### EXERCISE BRIEF:
Only a number is wanted: the count of lines in this listing that contain "document".

## begin RECORDED INFORMATION

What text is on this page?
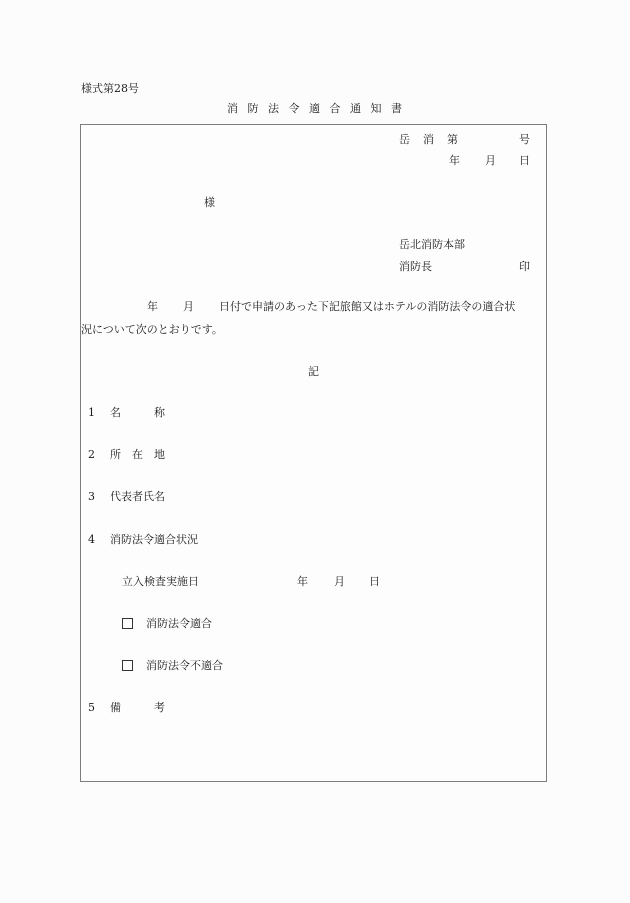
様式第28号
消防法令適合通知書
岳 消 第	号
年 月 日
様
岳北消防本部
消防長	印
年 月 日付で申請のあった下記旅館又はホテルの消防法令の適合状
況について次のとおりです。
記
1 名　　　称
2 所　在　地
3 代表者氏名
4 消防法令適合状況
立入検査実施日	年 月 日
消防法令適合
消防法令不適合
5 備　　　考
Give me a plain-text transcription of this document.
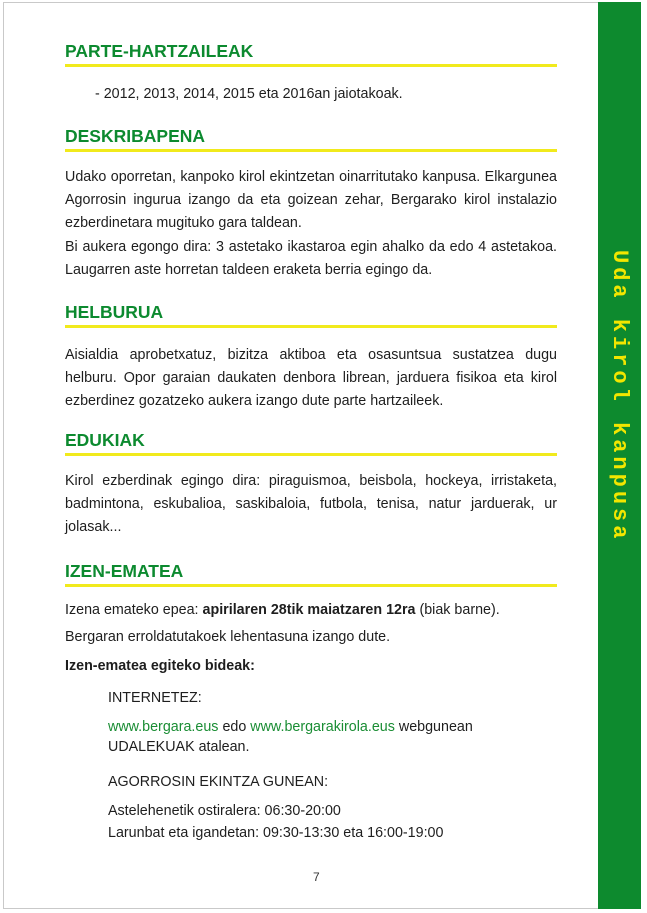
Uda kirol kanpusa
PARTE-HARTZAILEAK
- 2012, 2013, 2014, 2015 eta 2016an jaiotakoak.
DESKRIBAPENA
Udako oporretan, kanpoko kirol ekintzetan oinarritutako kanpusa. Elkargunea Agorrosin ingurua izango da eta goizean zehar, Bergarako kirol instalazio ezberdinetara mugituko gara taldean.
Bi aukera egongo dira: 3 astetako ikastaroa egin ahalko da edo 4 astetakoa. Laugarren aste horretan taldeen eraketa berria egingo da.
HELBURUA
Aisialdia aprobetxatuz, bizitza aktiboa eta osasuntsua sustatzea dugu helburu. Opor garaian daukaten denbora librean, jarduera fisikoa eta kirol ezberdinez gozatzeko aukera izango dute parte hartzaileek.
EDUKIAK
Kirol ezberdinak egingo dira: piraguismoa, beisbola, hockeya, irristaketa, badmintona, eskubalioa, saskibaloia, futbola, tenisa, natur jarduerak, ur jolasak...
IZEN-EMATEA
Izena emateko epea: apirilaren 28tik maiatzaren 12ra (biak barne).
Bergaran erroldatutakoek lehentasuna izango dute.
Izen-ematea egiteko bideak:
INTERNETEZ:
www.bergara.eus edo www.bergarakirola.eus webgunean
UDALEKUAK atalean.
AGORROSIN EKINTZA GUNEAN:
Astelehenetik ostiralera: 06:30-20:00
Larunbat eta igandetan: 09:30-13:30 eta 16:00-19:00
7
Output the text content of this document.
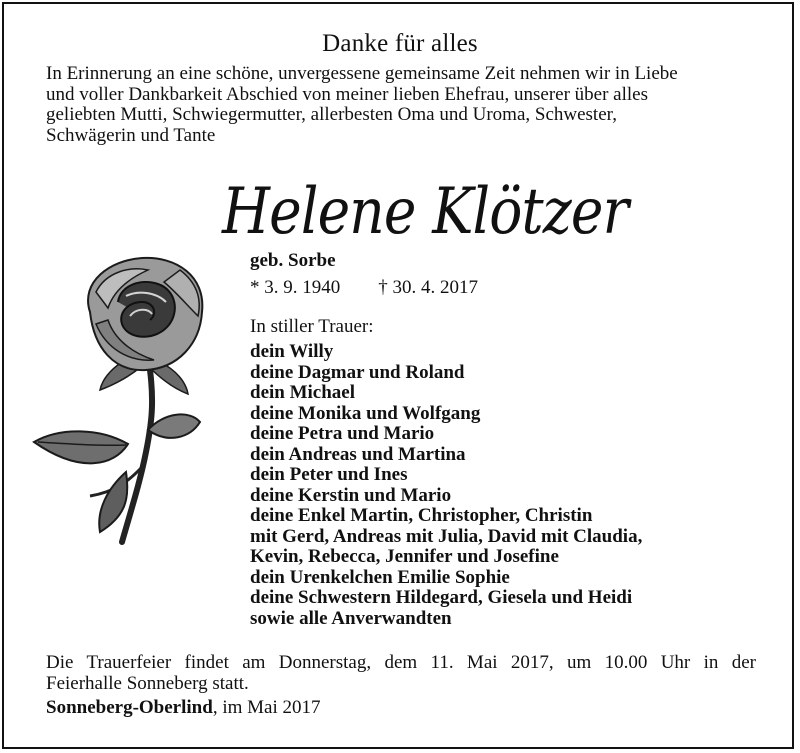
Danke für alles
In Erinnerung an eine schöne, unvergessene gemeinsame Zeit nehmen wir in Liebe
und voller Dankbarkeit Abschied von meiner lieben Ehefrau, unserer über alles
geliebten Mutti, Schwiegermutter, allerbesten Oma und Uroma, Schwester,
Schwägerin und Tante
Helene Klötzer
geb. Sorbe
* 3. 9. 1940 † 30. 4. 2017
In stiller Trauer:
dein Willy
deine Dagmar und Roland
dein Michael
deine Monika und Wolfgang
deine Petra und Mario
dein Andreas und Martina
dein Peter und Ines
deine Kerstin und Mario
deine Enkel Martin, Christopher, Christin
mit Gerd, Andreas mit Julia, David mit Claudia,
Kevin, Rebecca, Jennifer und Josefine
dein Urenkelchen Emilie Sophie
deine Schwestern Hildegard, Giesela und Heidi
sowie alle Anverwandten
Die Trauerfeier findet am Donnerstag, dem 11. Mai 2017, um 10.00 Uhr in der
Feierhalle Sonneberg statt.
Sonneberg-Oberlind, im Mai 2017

## end RECORDED INFORMATION

### COMPLETED TASK:
2